- [TASK GOAL]
Please return, word for word, the part of the nasopharyngeal cancer figure caption that begins at "Figure 1. SAHA-tolerant" and ends after "p<0.05; **, p<0.01.".

BEGIN GIVEN TEXT

LncRNA NEAT1/miR-129/Bcl-2 signaling axis contributes to HDAC inhibitor tolerance in nasopharyngeal cancer

Figure 1. SAHA-tolerant NPC cell exhibits apoptosis defects. (A) The cell viability in parental and SAHA-tolerant phenotype upon different concentrations of SAHA treatment for 24 h was analyzed by MTS assay. (B) The apoptosis of parental and SAHA-tolerant phenotype subjected to 4 μmol/L of SAHA for 24 h. (C) The proliferation of parental and SAHA-tolerant phenotype was analyzed by MTS assay upon different time points. (D) The cleaved Cas-3 expression in parental and SAHA-tolerant phenotype subjected to 4 μmol/L of SAHA for 24 h. (E) The parental and SAHA-tolerant C666-1 cells were subjected to 4 μmol/L of SAHA for 24 h, and stained with Annexin V and PI, followed by flow cytometry analysis. (F) The crystal violet staining of parental and SAHA-tolerant C666-1 cells was subjected to 4 μmol/L of SAHA for 24 h. Each experiment was performed for 3 times. *, p<0.05; **, p<0.01.

END GIVEN TEXT
BEGIN DATASET RECORDS

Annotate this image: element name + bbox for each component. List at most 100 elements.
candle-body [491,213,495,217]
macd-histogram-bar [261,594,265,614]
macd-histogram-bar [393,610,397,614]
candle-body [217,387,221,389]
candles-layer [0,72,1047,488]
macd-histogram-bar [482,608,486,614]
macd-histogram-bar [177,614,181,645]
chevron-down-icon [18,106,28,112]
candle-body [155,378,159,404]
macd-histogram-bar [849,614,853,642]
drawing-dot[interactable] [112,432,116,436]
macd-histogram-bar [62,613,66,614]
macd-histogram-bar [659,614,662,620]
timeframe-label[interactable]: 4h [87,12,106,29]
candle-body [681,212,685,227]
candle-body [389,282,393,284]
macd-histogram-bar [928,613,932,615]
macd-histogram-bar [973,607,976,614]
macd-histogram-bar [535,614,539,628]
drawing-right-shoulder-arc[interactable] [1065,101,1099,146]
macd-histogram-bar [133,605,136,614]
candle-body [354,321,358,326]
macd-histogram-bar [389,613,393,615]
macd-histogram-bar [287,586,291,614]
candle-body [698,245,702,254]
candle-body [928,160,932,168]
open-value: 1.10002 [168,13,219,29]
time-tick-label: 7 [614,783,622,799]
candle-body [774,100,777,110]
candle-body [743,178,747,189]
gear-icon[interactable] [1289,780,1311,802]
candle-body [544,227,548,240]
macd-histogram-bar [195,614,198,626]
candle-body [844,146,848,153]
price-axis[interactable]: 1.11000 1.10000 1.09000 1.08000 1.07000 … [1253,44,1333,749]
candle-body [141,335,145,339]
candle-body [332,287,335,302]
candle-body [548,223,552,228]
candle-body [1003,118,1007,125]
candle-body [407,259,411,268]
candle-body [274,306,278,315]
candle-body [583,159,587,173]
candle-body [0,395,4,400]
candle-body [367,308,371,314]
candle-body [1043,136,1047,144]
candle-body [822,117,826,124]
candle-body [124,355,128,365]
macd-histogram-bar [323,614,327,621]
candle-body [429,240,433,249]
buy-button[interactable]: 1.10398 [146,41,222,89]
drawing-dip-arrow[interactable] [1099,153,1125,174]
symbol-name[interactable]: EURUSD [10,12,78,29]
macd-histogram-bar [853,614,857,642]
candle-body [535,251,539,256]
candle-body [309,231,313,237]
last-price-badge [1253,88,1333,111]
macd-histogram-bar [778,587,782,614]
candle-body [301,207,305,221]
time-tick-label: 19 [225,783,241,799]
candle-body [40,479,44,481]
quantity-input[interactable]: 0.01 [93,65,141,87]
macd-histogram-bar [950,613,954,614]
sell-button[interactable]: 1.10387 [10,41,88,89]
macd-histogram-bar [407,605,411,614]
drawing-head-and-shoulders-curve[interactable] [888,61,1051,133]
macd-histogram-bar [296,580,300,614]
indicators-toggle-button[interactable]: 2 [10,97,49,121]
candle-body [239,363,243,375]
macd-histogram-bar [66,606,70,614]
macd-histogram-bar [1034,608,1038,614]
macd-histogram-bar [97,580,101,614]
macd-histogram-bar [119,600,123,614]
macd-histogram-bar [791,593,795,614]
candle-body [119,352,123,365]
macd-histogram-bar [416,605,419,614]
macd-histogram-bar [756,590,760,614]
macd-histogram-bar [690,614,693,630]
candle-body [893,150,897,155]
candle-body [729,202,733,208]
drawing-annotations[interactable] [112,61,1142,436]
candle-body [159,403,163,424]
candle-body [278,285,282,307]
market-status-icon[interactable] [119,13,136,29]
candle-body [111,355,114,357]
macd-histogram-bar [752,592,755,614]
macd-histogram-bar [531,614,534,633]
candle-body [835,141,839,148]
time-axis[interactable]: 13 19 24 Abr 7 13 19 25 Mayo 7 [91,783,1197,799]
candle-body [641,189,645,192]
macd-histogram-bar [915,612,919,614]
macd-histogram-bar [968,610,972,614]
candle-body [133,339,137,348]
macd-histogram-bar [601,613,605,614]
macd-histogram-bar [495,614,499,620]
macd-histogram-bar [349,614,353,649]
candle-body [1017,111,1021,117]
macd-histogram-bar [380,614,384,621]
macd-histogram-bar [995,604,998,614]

END DATASET RECORDS

- [SOLVED EXERCISE]
Figure 1. SAHA-tolerant NPC cell exhibits apoptosis defects. (A) The cell viability in parental and SAHA-tolerant phenotype upon different concentrations of SAHA treatment for 24 h was analyzed by MTS assay. (B) The apoptosis of parental and SAHA-tolerant phenotype subjected to 4 μmol/L of SAHA for 24 h. (C) The proliferation of parental and SAHA-tolerant phenotype was analyzed by MTS assay upon different time points. (D) The cleaved Cas-3 expression in parental and SAHA-tolerant phenotype subjected to 4 μmol/L of SAHA for 24 h. (E) The parental and SAHA-tolerant C666-1 cells were subjected to 4 μmol/L of SAHA for 24 h, and stained with Annexin V and PI, followed by flow cytometry analysis. (F) The crystal violet staining of parental and SAHA-tolerant C666-1 cells was subjected to 4 μmol/L of SAHA for 24 h. Each experiment was performed for 3 times. *, p<0.05; **, p<0.01.